Every entry below should be repeated exactly; the pictures should not.

>> BEGIN RECORDS

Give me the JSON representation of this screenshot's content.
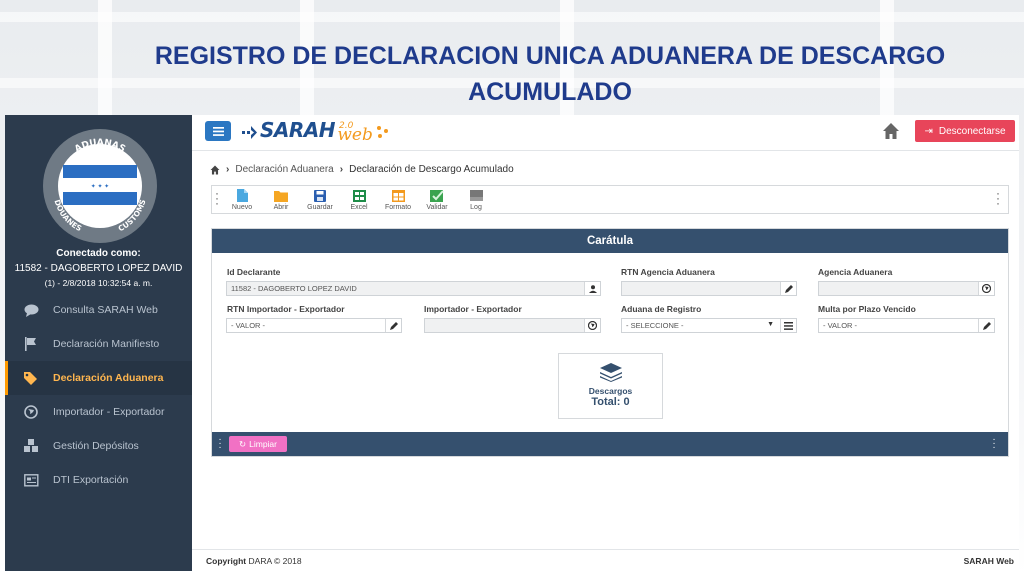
{
  "slide": {
    "title_line1": "REGISTRO DE DECLARACION UNICA ADUANERA DE DESCARGO",
    "title_line2": "ACUMULADO"
  },
  "logo": {
    "top_text": "ADUANAS",
    "left_text": "DOUANES",
    "right_text": "CUSTOMS"
  },
  "user": {
    "connected_label": "Conectado como:",
    "name": "11582 - DAGOBERTO LOPEZ DAVID",
    "session": "(1) - 2/8/2018 10:32:54 a. m."
  },
  "sidebar": {
    "items": [
      {
        "label": "Consulta SARAH Web",
        "icon": "chat-icon"
      },
      {
        "label": "Declaración Manifiesto",
        "icon": "flag-icon"
      },
      {
        "label": "Declaración Aduanera",
        "icon": "tags-icon",
        "active": true
      },
      {
        "label": "Importador - Exportador",
        "icon": "globe-icon"
      },
      {
        "label": "Gestión Depósitos",
        "icon": "cubes-icon"
      },
      {
        "label": "DTI Exportación",
        "icon": "document-icon"
      }
    ]
  },
  "header": {
    "brand_name": "SARAH",
    "brand_version": "2.0",
    "brand_web": "web",
    "logout_label": "Desconectarse"
  },
  "breadcrumb": {
    "parent": "Declaración Aduanera",
    "current": "Declaración de Descargo Acumulado"
  },
  "toolbar": {
    "items": [
      {
        "label": "Nuevo",
        "icon": "new-file-icon"
      },
      {
        "label": "Abrir",
        "icon": "folder-icon"
      },
      {
        "label": "Guardar",
        "icon": "save-icon"
      },
      {
        "label": "Excel",
        "icon": "excel-icon"
      },
      {
        "label": "Formato",
        "icon": "table-format-icon"
      },
      {
        "label": "Validar",
        "icon": "validate-icon"
      },
      {
        "label": "Log",
        "icon": "log-icon"
      }
    ]
  },
  "panel": {
    "title": "Carátula",
    "fields": {
      "id_declarante": {
        "label": "Id Declarante",
        "value": "11582 - DAGOBERTO LOPEZ DAVID"
      },
      "rtn_agencia": {
        "label": "RTN Agencia Aduanera",
        "value": ""
      },
      "agencia": {
        "label": "Agencia Aduanera",
        "value": ""
      },
      "rtn_importador": {
        "label": "RTN Importador - Exportador",
        "placeholder": "- VALOR -"
      },
      "importador": {
        "label": "Importador - Exportador",
        "value": ""
      },
      "aduana_registro": {
        "label": "Aduana de Registro",
        "value": "- SELECCIONE -"
      },
      "multa": {
        "label": "Multa por Plazo Vencido",
        "placeholder": "- VALOR -"
      }
    },
    "card": {
      "title": "Descargos",
      "total": "Total: 0"
    },
    "clear_label": "Limpiar"
  },
  "footer": {
    "copyright_prefix": "Copyright",
    "copyright_rest": "DARA © 2018",
    "app_name": "SARAH Web"
  },
  "colors": {
    "sidebar_bg": "#2c3b4d",
    "panel_header": "#35506e",
    "logout": "#e8455a",
    "clear": "#f171c4",
    "active_item": "#ffb64f",
    "title_blue": "#1f3b8c"
  }
}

>> END RECORDS

● RESPONSE
Give me the JSON representation of this screenshot's content.
{
  "slide": {
    "title_line1": "REGISTRO DE DECLARACION UNICA ADUANERA DE DESCARGO",
    "title_line2": "ACUMULADO"
  },
  "logo": {
    "top_text": "ADUANAS",
    "left_text": "DOUANES",
    "right_text": "CUSTOMS"
  },
  "user": {
    "connected_label": "Conectado como:",
    "name": "11582 - DAGOBERTO LOPEZ DAVID",
    "session": "(1) - 2/8/2018 10:32:54 a. m."
  },
  "sidebar": {
    "items": [
      {
        "label": "Consulta SARAH Web",
        "icon": "chat-icon"
      },
      {
        "label": "Declaración Manifiesto",
        "icon": "flag-icon"
      },
      {
        "label": "Declaración Aduanera",
        "icon": "tags-icon",
        "active": true
      },
      {
        "label": "Importador - Exportador",
        "icon": "globe-icon"
      },
      {
        "label": "Gestión Depósitos",
        "icon": "cubes-icon"
      },
      {
        "label": "DTI Exportación",
        "icon": "document-icon"
      }
    ]
  },
  "header": {
    "brand_name": "SARAH",
    "brand_version": "2.0",
    "brand_web": "web",
    "logout_label": "Desconectarse"
  },
  "breadcrumb": {
    "parent": "Declaración Aduanera",
    "current": "Declaración de Descargo Acumulado"
  },
  "toolbar": {
    "items": [
      {
        "label": "Nuevo",
        "icon": "new-file-icon"
      },
      {
        "label": "Abrir",
        "icon": "folder-icon"
      },
      {
        "label": "Guardar",
        "icon": "save-icon"
      },
      {
        "label": "Excel",
        "icon": "excel-icon"
      },
      {
        "label": "Formato",
        "icon": "table-format-icon"
      },
      {
        "label": "Validar",
        "icon": "validate-icon"
      },
      {
        "label": "Log",
        "icon": "log-icon"
      }
    ]
  },
  "panel": {
    "title": "Carátula",
    "fields": {
      "id_declarante": {
        "label": "Id Declarante",
        "value": "11582 - DAGOBERTO LOPEZ DAVID"
      },
      "rtn_agencia": {
        "label": "RTN Agencia Aduanera",
        "value": ""
      },
      "agencia": {
        "label": "Agencia Aduanera",
        "value": ""
      },
      "rtn_importador": {
        "label": "RTN Importador - Exportador",
        "placeholder": "- VALOR -"
      },
      "importador": {
        "label": "Importador - Exportador",
        "value": ""
      },
      "aduana_registro": {
        "label": "Aduana de Registro",
        "value": "- SELECCIONE -"
      },
      "multa": {
        "label": "Multa por Plazo Vencido",
        "placeholder": "- VALOR -"
      }
    },
    "card": {
      "title": "Descargos",
      "total": "Total: 0"
    },
    "clear_label": "Limpiar"
  },
  "footer": {
    "copyright_prefix": "Copyright",
    "copyright_rest": "DARA © 2018",
    "app_name": "SARAH Web"
  },
  "colors": {
    "sidebar_bg": "#2c3b4d",
    "panel_header": "#35506e",
    "logout": "#e8455a",
    "clear": "#f171c4",
    "active_item": "#ffb64f",
    "title_blue": "#1f3b8c"
  }
}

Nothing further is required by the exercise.